-------- Extracted information

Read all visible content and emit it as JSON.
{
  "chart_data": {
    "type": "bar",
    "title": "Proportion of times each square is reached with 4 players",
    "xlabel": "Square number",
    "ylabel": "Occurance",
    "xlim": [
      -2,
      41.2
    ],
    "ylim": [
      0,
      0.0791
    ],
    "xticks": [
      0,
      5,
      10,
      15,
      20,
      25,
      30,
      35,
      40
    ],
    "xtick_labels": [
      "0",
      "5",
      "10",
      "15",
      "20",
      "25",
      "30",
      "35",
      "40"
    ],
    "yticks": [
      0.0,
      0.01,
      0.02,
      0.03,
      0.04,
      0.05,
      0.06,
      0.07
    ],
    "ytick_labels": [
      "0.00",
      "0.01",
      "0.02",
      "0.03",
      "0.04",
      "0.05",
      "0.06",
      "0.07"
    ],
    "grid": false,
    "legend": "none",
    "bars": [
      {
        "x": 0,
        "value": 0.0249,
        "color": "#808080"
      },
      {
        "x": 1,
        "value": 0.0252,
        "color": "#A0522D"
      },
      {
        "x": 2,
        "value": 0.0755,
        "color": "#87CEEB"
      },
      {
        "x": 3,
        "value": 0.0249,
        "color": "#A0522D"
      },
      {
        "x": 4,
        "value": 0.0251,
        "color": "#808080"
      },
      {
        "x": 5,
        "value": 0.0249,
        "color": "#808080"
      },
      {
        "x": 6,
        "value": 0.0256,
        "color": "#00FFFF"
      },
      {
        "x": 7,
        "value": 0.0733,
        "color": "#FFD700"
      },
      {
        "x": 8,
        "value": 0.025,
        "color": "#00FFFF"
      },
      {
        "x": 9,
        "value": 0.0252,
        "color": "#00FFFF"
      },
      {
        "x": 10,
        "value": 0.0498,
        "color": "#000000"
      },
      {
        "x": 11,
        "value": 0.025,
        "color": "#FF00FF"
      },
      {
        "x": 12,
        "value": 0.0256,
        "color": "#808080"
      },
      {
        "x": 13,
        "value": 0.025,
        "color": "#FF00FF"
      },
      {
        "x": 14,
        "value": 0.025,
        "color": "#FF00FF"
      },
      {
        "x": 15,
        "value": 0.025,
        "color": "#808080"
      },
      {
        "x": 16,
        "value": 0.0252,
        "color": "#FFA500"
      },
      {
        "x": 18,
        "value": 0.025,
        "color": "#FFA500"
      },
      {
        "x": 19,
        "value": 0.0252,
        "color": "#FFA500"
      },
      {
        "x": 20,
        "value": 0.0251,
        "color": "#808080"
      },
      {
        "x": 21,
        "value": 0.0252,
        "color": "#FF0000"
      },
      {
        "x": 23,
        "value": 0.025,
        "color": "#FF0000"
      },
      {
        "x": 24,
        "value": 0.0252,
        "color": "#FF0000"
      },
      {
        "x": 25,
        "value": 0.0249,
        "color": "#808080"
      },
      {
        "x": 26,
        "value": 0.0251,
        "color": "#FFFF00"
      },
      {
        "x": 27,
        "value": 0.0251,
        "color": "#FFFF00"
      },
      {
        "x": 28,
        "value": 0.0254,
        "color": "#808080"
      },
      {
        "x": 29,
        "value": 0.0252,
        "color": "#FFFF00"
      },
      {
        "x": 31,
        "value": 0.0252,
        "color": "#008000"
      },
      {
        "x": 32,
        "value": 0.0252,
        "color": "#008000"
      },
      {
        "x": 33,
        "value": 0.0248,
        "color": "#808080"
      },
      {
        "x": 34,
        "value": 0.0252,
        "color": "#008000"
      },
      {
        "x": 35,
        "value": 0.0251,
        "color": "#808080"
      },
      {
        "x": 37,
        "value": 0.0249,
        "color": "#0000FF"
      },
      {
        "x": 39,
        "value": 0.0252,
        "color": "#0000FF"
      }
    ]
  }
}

----------------

Output all preceding records character for character.

— Response below —
Read all visible content and emit it as JSON.
{
  "chart_data": {
    "type": "bar",
    "title": "Proportion of times each square is reached with 4 players",
    "xlabel": "Square number",
    "ylabel": "Occurance",
    "xlim": [
      -2,
      41.2
    ],
    "ylim": [
      0,
      0.0791
    ],
    "xticks": [
      0,
      5,
      10,
      15,
      20,
      25,
      30,
      35,
      40
    ],
    "xtick_labels": [
      "0",
      "5",
      "10",
      "15",
      "20",
      "25",
      "30",
      "35",
      "40"
    ],
    "yticks": [
      0.0,
      0.01,
      0.02,
      0.03,
      0.04,
      0.05,
      0.06,
      0.07
    ],
    "ytick_labels": [
      "0.00",
      "0.01",
      "0.02",
      "0.03",
      "0.04",
      "0.05",
      "0.06",
      "0.07"
    ],
    "grid": false,
    "legend": "none",
    "bars": [
      {
        "x": 0,
        "value": 0.0249,
        "color": "#808080"
      },
      {
        "x": 1,
        "value": 0.0252,
        "color": "#A0522D"
      },
      {
        "x": 2,
        "value": 0.0755,
        "color": "#87CEEB"
      },
      {
        "x": 3,
        "value": 0.0249,
        "color": "#A0522D"
      },
      {
        "x": 4,
        "value": 0.0251,
        "color": "#808080"
      },
      {
        "x": 5,
        "value": 0.0249,
        "color": "#808080"
      },
      {
        "x": 6,
        "value": 0.0256,
        "color": "#00FFFF"
      },
      {
        "x": 7,
        "value": 0.0733,
        "color": "#FFD700"
      },
      {
        "x": 8,
        "value": 0.025,
        "color": "#00FFFF"
      },
      {
        "x": 9,
        "value": 0.0252,
        "color": "#00FFFF"
      },
      {
        "x": 10,
        "value": 0.0498,
        "color": "#000000"
      },
      {
        "x": 11,
        "value": 0.025,
        "color": "#FF00FF"
      },
      {
        "x": 12,
        "value": 0.0256,
        "color": "#808080"
      },
      {
        "x": 13,
        "value": 0.025,
        "color": "#FF00FF"
      },
      {
        "x": 14,
        "value": 0.025,
        "color": "#FF00FF"
      },
      {
        "x": 15,
        "value": 0.025,
        "color": "#808080"
      },
      {
        "x": 16,
        "value": 0.0252,
        "color": "#FFA500"
      },
      {
        "x": 18,
        "value": 0.025,
        "color": "#FFA500"
      },
      {
        "x": 19,
        "value": 0.0252,
        "color": "#FFA500"
      },
      {
        "x": 20,
        "value": 0.0251,
        "color": "#808080"
      },
      {
        "x": 21,
        "value": 0.0252,
        "color": "#FF0000"
      },
      {
        "x": 23,
        "value": 0.025,
        "color": "#FF0000"
      },
      {
        "x": 24,
        "value": 0.0252,
        "color": "#FF0000"
      },
      {
        "x": 25,
        "value": 0.0249,
        "color": "#808080"
      },
      {
        "x": 26,
        "value": 0.0251,
        "color": "#FFFF00"
      },
      {
        "x": 27,
        "value": 0.0251,
        "color": "#FFFF00"
      },
      {
        "x": 28,
        "value": 0.0254,
        "color": "#808080"
      },
      {
        "x": 29,
        "value": 0.0252,
        "color": "#FFFF00"
      },
      {
        "x": 31,
        "value": 0.0252,
        "color": "#008000"
      },
      {
        "x": 32,
        "value": 0.0252,
        "color": "#008000"
      },
      {
        "x": 33,
        "value": 0.0248,
        "color": "#808080"
      },
      {
        "x": 34,
        "value": 0.0252,
        "color": "#008000"
      },
      {
        "x": 35,
        "value": 0.0251,
        "color": "#808080"
      },
      {
        "x": 37,
        "value": 0.0249,
        "color": "#0000FF"
      },
      {
        "x": 39,
        "value": 0.0252,
        "color": "#0000FF"
      }
    ]
  }
}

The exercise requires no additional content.